» **GIVEN EXERCISE**: Spot every line with the word "this" and return it.
____
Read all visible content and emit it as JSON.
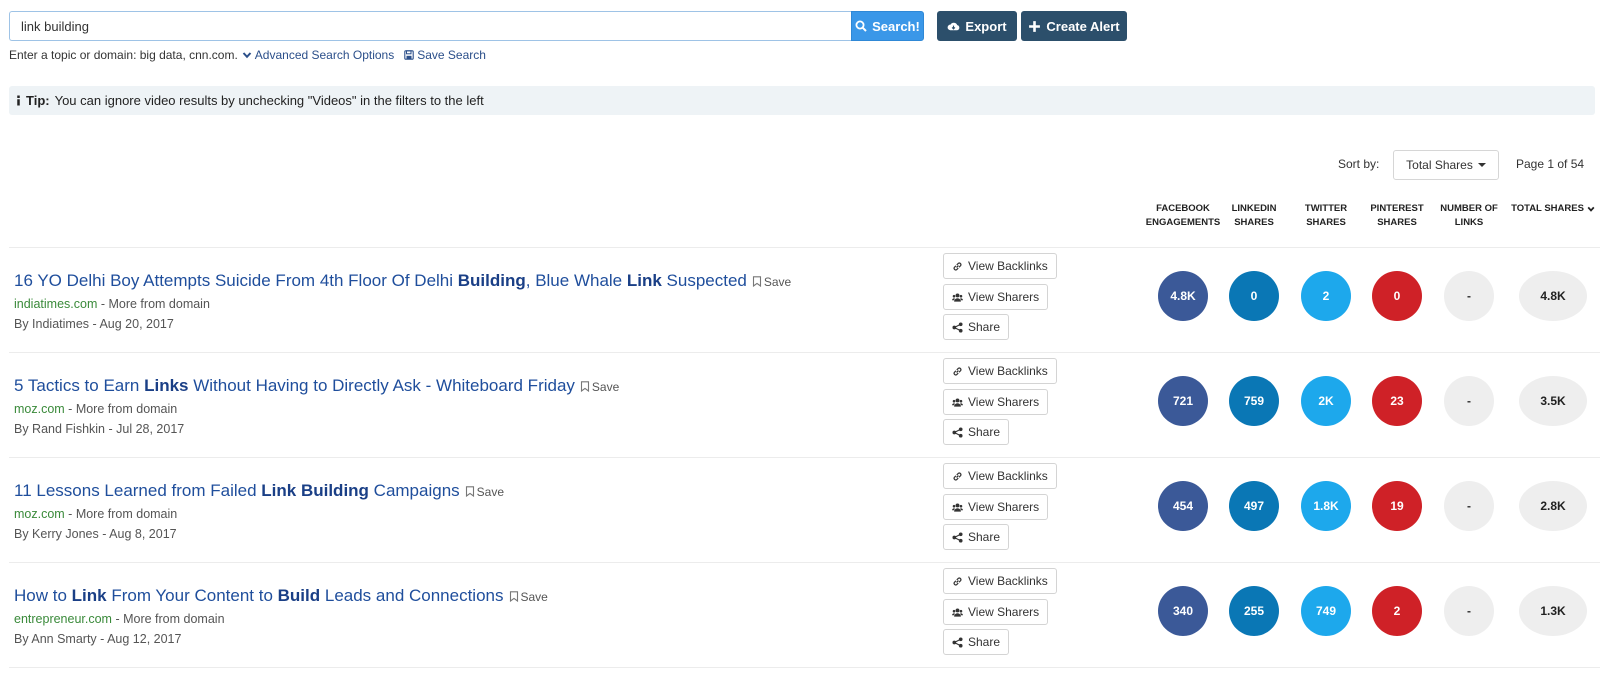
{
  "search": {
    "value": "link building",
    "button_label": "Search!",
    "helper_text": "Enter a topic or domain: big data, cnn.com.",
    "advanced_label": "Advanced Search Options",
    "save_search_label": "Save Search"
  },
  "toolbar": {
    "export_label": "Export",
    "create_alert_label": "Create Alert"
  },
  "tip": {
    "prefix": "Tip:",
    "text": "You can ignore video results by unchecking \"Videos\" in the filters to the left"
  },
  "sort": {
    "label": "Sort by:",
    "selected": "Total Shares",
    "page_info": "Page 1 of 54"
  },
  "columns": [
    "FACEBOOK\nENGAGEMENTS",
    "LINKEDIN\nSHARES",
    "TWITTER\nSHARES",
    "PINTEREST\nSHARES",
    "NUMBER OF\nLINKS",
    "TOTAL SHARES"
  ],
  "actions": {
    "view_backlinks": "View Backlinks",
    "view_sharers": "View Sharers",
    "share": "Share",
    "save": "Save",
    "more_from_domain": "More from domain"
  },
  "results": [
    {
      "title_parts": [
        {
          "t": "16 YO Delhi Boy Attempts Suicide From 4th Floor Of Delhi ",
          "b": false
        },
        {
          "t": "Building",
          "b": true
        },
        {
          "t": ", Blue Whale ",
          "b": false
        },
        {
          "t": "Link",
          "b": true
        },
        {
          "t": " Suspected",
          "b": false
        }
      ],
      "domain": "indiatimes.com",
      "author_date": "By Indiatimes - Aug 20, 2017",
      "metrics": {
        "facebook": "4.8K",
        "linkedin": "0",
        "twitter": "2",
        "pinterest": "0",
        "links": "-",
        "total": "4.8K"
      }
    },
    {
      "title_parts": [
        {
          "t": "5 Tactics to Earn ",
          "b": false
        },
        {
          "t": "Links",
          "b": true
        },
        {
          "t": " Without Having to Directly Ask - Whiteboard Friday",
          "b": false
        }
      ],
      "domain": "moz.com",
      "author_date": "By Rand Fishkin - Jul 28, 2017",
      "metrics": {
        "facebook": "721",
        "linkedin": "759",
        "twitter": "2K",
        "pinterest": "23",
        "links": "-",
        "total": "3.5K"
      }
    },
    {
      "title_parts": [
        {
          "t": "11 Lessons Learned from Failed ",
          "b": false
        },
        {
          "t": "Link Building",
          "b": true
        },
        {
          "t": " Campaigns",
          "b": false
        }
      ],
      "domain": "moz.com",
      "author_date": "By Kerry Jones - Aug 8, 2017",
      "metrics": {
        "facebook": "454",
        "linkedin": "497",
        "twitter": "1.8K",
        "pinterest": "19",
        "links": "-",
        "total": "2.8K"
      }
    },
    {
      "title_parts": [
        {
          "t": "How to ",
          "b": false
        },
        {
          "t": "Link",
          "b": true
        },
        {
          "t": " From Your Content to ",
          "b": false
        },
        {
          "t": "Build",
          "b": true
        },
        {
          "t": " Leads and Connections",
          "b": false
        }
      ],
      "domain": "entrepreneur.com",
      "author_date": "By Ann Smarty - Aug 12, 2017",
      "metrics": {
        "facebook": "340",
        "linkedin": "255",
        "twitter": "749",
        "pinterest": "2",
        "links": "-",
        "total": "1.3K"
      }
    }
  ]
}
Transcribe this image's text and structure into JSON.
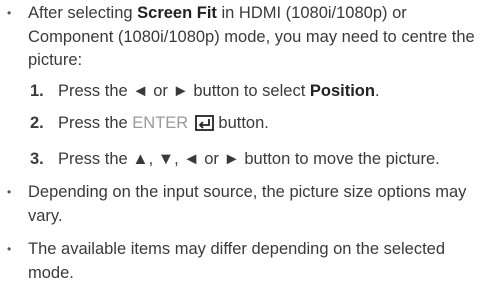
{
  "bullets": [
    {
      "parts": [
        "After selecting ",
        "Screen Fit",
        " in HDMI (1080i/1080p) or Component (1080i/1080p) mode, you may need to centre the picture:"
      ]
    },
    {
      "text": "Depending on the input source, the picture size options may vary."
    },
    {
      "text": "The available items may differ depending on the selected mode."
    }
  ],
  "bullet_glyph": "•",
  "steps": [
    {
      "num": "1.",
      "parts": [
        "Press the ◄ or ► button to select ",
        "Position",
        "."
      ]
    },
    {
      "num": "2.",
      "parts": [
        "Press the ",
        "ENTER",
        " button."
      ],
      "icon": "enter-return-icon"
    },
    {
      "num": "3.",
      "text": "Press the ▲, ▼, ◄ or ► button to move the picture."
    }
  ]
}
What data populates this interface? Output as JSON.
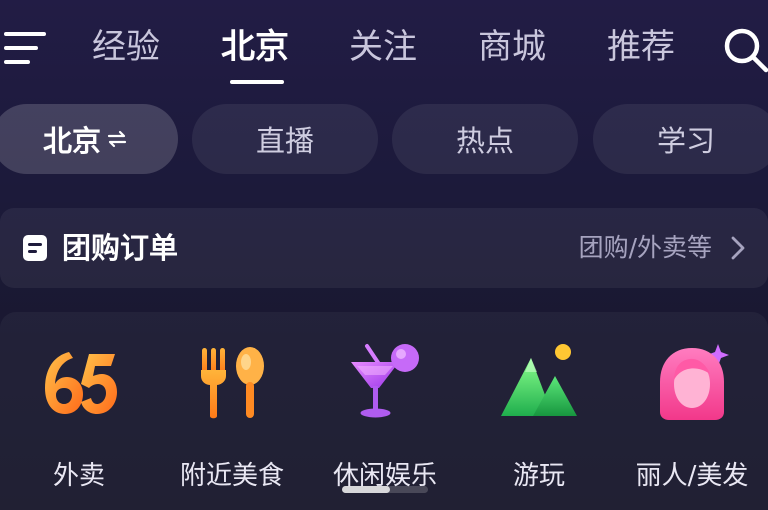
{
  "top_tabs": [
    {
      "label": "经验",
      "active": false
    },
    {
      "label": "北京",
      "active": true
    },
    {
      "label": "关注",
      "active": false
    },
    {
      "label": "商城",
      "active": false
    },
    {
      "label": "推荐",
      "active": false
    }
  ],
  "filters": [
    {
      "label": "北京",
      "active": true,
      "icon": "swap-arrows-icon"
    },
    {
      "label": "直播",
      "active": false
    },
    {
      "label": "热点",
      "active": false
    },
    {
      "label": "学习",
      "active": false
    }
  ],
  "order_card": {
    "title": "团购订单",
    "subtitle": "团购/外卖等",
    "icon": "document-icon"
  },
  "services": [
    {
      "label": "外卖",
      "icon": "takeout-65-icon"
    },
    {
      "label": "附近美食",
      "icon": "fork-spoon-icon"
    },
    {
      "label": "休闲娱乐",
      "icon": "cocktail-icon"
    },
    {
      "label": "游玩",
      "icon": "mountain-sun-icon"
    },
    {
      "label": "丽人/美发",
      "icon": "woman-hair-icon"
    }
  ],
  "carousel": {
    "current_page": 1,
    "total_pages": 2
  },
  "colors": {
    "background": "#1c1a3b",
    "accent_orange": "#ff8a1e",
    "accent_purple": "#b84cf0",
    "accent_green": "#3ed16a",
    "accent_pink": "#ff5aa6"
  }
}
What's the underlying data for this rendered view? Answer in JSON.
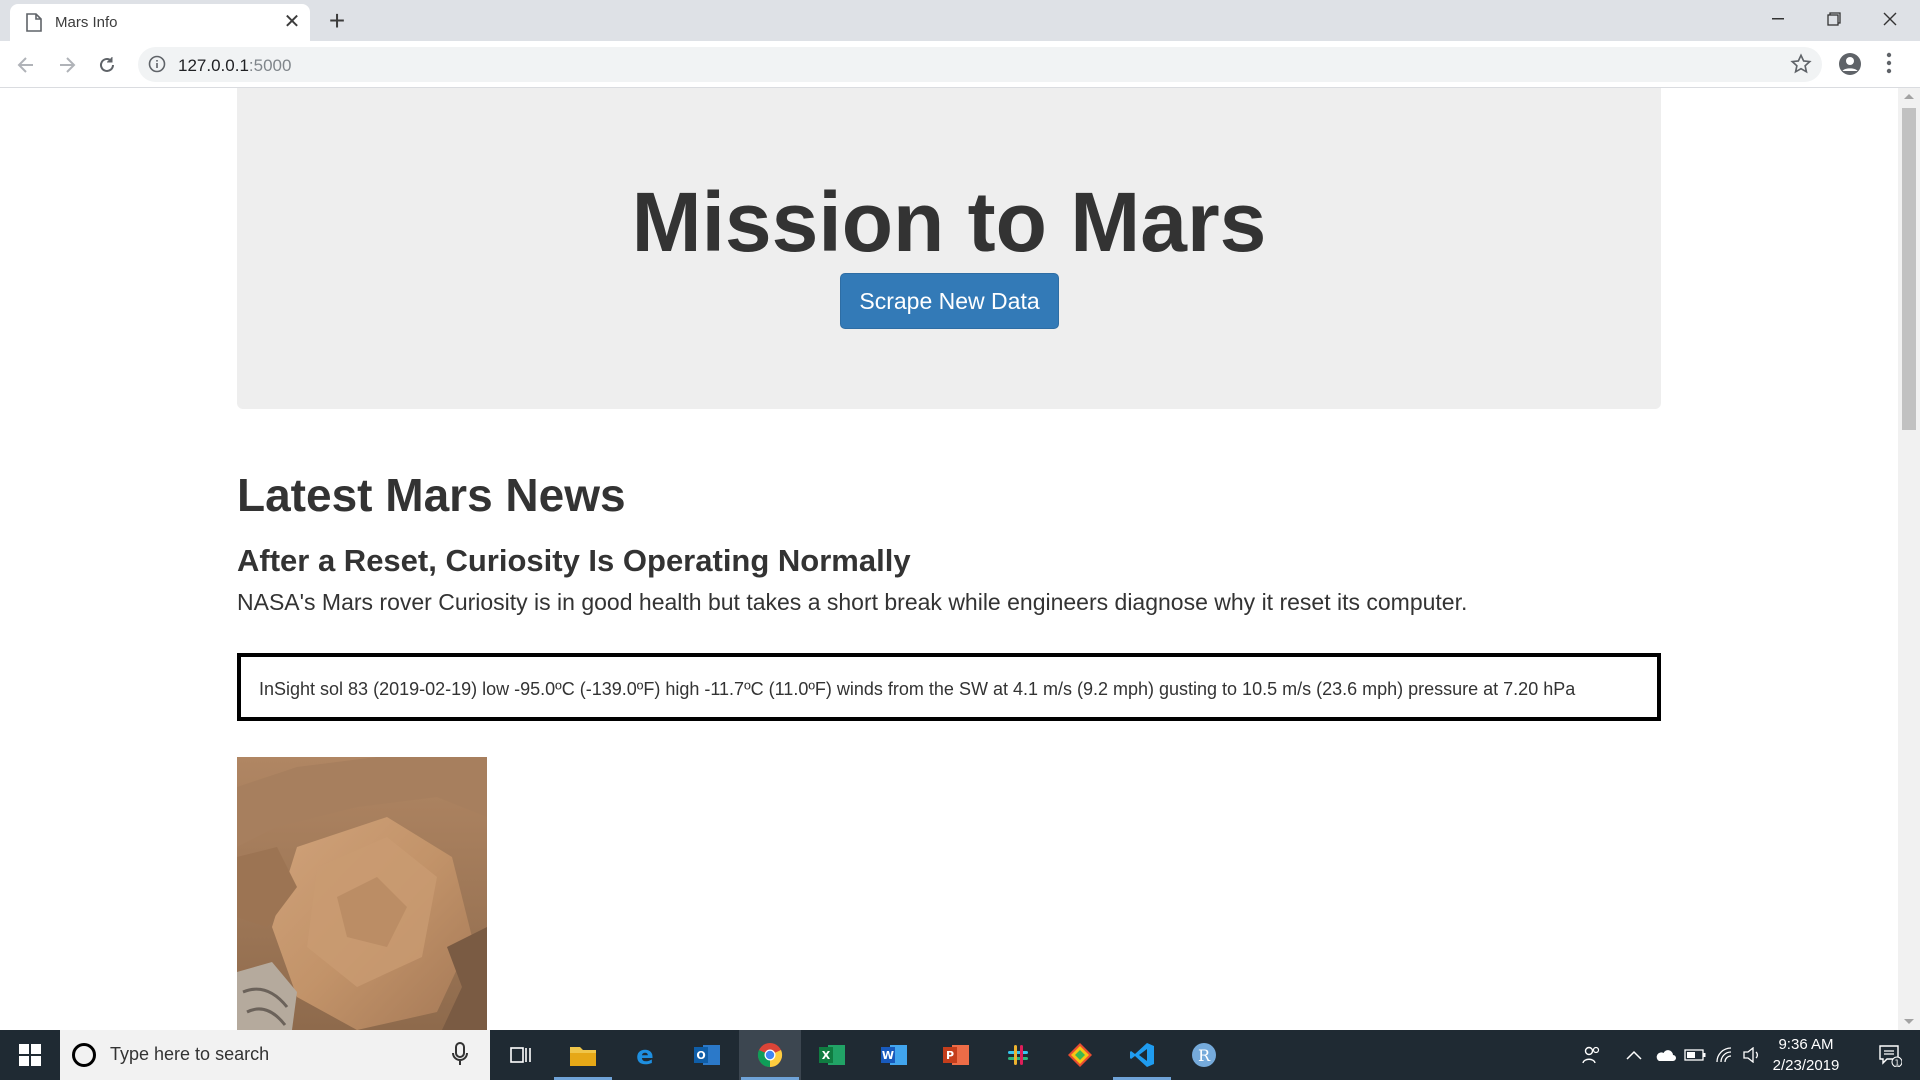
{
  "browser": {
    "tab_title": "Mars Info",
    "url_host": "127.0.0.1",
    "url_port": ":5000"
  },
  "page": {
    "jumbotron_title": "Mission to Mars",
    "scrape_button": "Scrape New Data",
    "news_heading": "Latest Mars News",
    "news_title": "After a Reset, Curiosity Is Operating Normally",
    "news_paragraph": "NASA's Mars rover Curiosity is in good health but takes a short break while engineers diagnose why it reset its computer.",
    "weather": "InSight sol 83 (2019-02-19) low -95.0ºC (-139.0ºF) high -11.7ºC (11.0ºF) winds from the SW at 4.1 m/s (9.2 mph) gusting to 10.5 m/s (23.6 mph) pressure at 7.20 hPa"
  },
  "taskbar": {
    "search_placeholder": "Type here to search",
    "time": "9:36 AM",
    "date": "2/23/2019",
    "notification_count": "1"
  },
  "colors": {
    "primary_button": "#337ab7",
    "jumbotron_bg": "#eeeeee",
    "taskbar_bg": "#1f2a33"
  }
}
____
» **ANSWER**:
Transcribe this image's text and structure into JSON.
What data populates this interface? Output as JSON.
What's the underlying data for this rendered view? Answer in JSON.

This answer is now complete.